The request.
Identify all lines of the data containing the string "location" and copy them.

Information given.

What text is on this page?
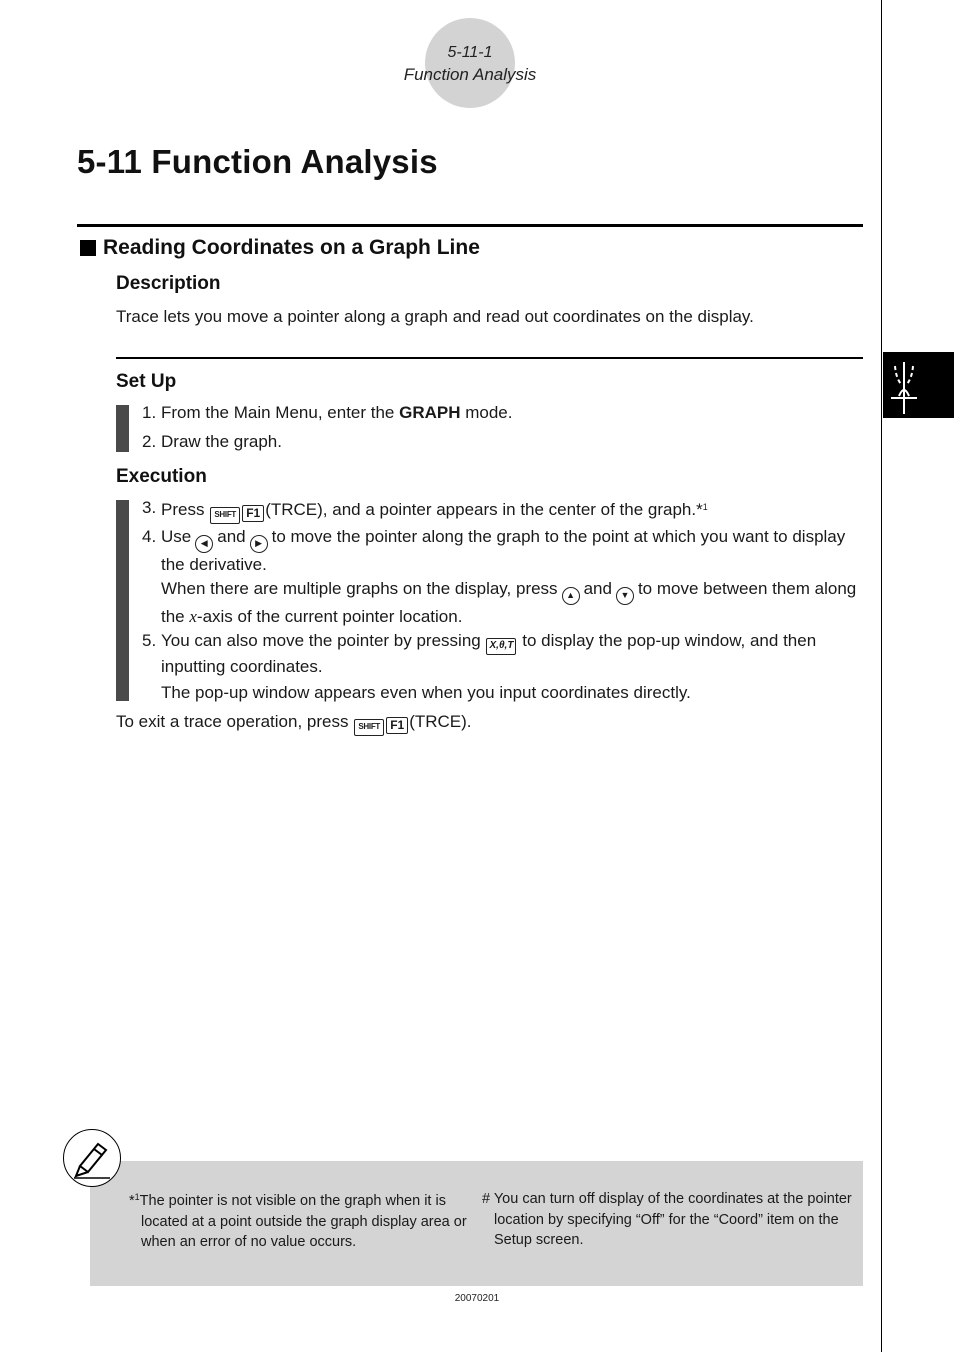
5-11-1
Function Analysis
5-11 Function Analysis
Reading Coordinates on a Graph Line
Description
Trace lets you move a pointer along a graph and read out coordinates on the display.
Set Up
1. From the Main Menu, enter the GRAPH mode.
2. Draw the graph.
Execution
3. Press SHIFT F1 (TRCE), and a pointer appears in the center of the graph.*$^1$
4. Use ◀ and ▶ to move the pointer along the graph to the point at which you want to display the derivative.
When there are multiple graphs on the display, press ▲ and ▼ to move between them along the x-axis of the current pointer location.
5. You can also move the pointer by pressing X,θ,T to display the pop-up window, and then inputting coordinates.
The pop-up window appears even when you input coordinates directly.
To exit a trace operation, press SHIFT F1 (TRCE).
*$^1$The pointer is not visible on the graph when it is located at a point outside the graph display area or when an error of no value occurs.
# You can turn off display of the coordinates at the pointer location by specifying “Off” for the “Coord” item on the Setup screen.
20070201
...
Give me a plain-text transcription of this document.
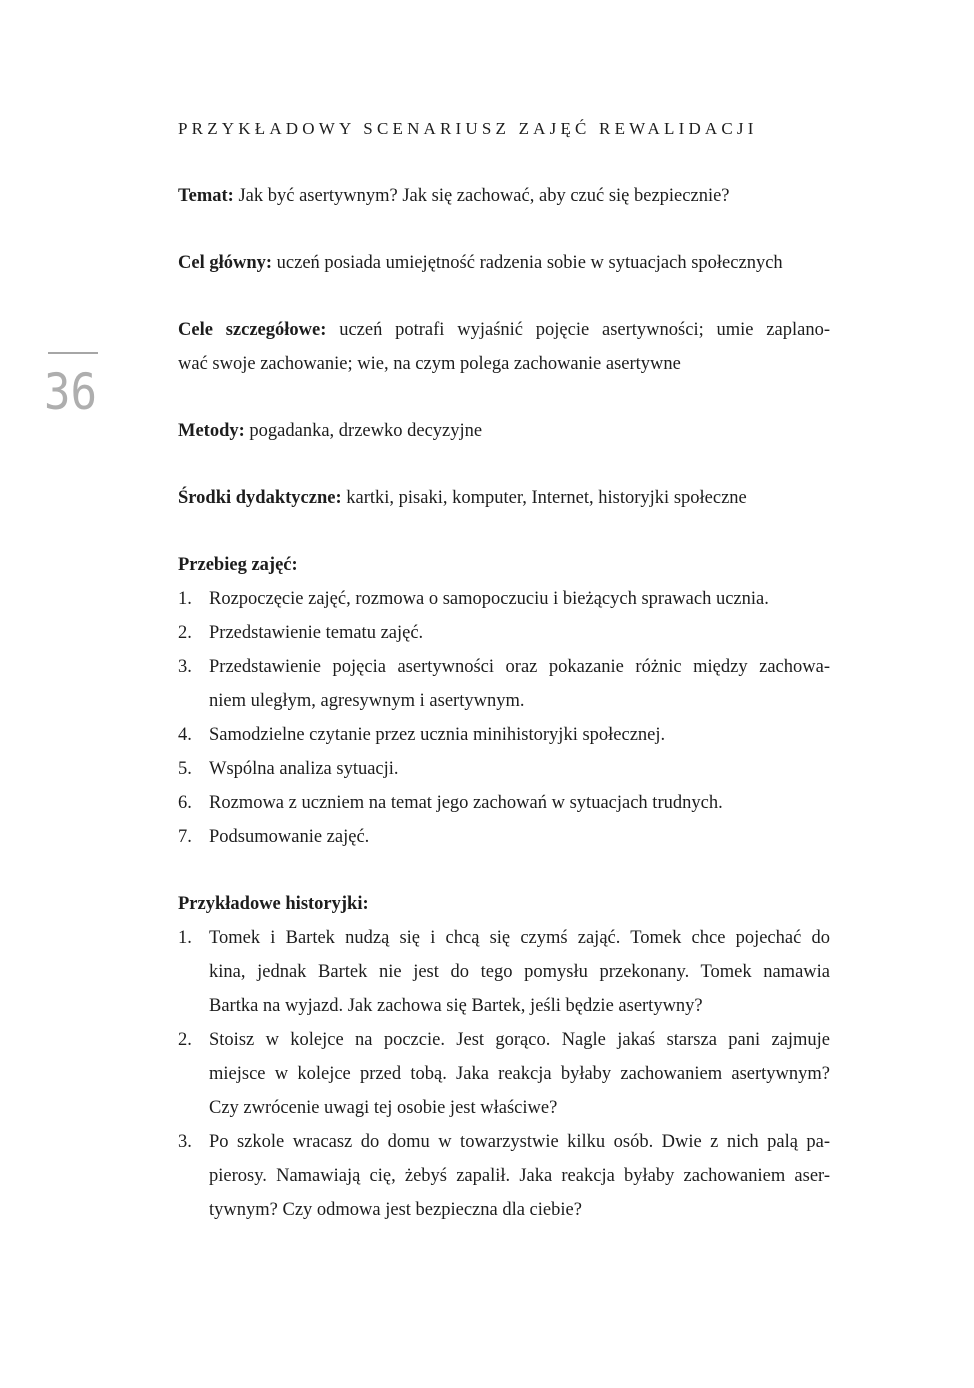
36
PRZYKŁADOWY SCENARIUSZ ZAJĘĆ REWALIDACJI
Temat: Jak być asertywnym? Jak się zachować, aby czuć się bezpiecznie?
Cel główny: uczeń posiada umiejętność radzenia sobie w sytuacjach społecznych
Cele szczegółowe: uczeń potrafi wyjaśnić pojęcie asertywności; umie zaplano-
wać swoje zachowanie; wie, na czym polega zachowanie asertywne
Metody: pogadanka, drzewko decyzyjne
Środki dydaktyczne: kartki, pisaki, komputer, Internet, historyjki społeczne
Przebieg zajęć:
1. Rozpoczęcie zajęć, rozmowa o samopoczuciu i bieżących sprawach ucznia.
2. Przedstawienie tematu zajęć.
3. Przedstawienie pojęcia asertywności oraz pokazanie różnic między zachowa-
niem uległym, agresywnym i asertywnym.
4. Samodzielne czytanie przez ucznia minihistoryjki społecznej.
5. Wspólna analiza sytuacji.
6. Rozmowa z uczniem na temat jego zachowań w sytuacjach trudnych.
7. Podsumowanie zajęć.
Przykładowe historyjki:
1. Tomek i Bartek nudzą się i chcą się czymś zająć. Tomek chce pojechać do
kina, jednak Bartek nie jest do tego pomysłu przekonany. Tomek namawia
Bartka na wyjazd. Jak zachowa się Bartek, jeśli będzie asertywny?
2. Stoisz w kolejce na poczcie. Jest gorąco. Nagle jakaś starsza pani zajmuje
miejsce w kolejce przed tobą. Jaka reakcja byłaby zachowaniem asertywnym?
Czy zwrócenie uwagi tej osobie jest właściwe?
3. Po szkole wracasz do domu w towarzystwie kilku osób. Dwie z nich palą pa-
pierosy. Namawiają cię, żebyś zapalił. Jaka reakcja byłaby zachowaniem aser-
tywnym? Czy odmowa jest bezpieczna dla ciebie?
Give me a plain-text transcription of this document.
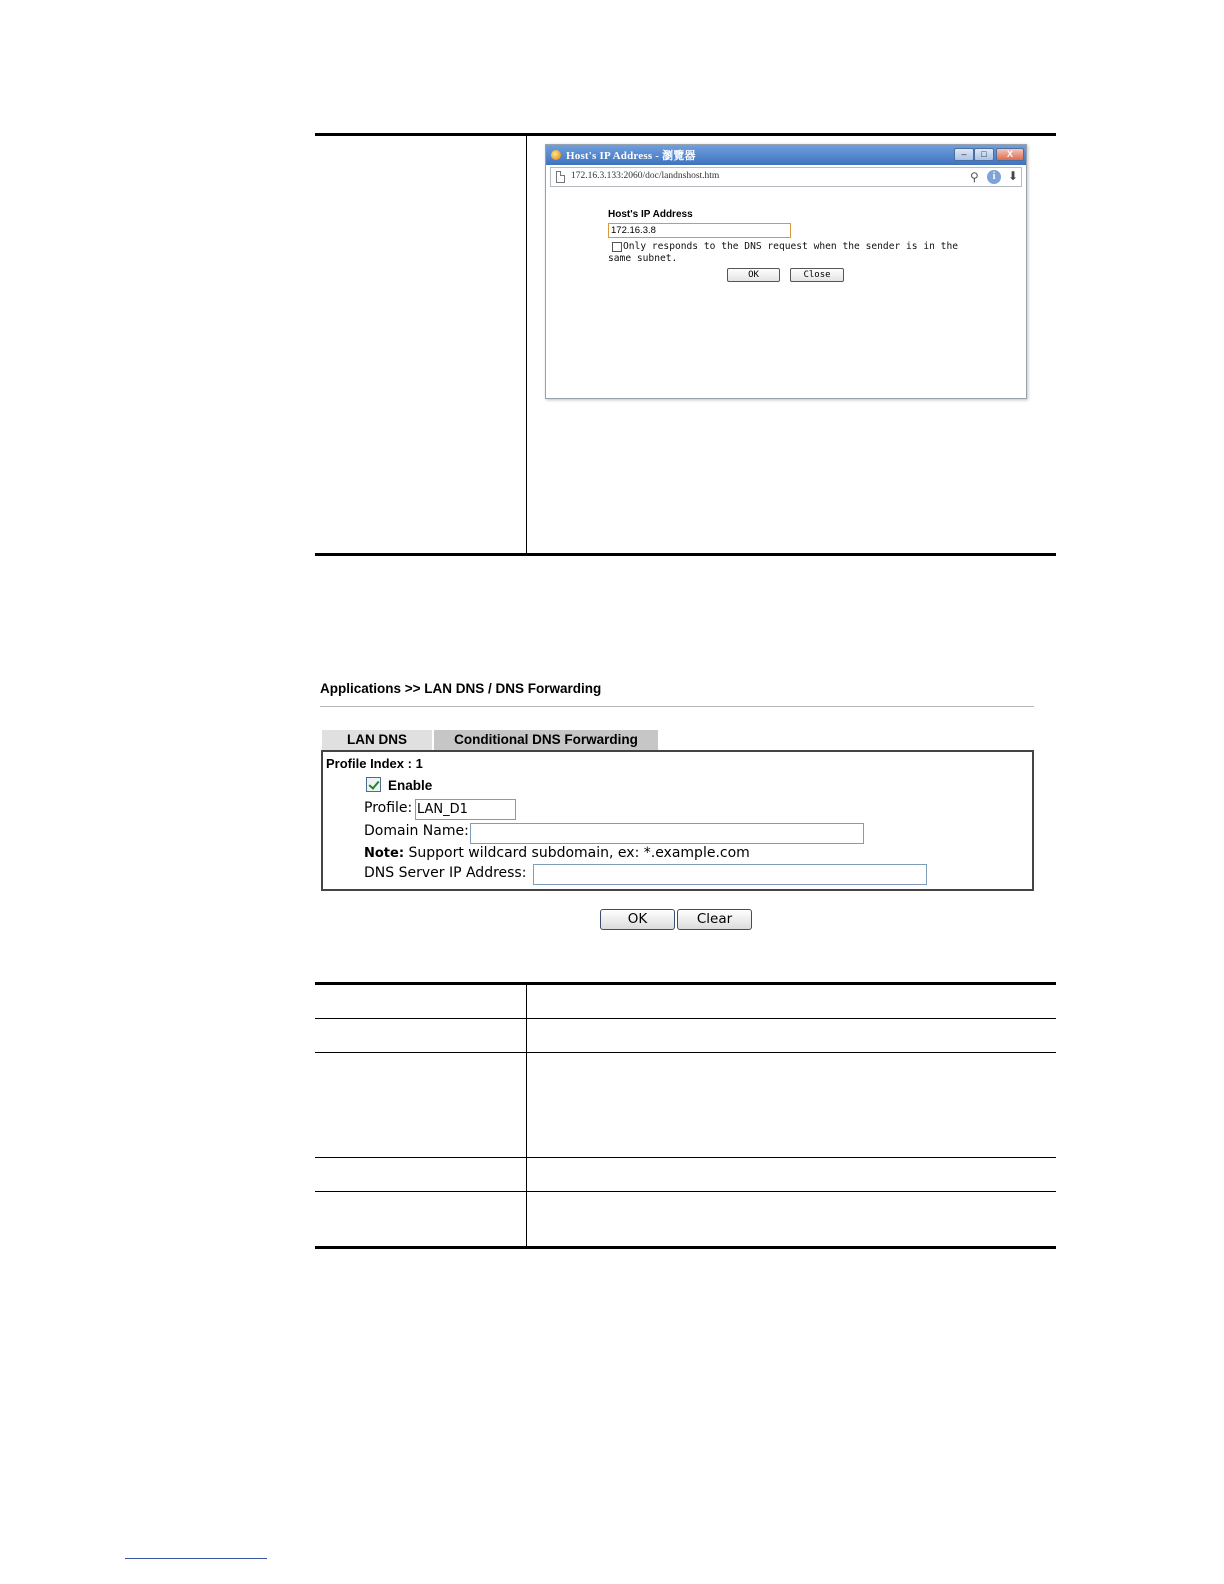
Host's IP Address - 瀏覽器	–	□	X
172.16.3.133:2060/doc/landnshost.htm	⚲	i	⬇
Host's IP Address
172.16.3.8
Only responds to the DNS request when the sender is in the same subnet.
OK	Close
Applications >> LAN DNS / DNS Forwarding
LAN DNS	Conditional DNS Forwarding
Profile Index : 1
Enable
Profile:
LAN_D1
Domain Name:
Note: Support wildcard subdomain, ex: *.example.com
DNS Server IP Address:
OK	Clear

Solved problem.
When there are multiple graphs on the display, press ▲ and ▼ to move between them along the x-axis of the current pointer location.
# You can turn off display of the coordinates at the pointer location by specifying “Off” for the “Coord” item on the Setup screen.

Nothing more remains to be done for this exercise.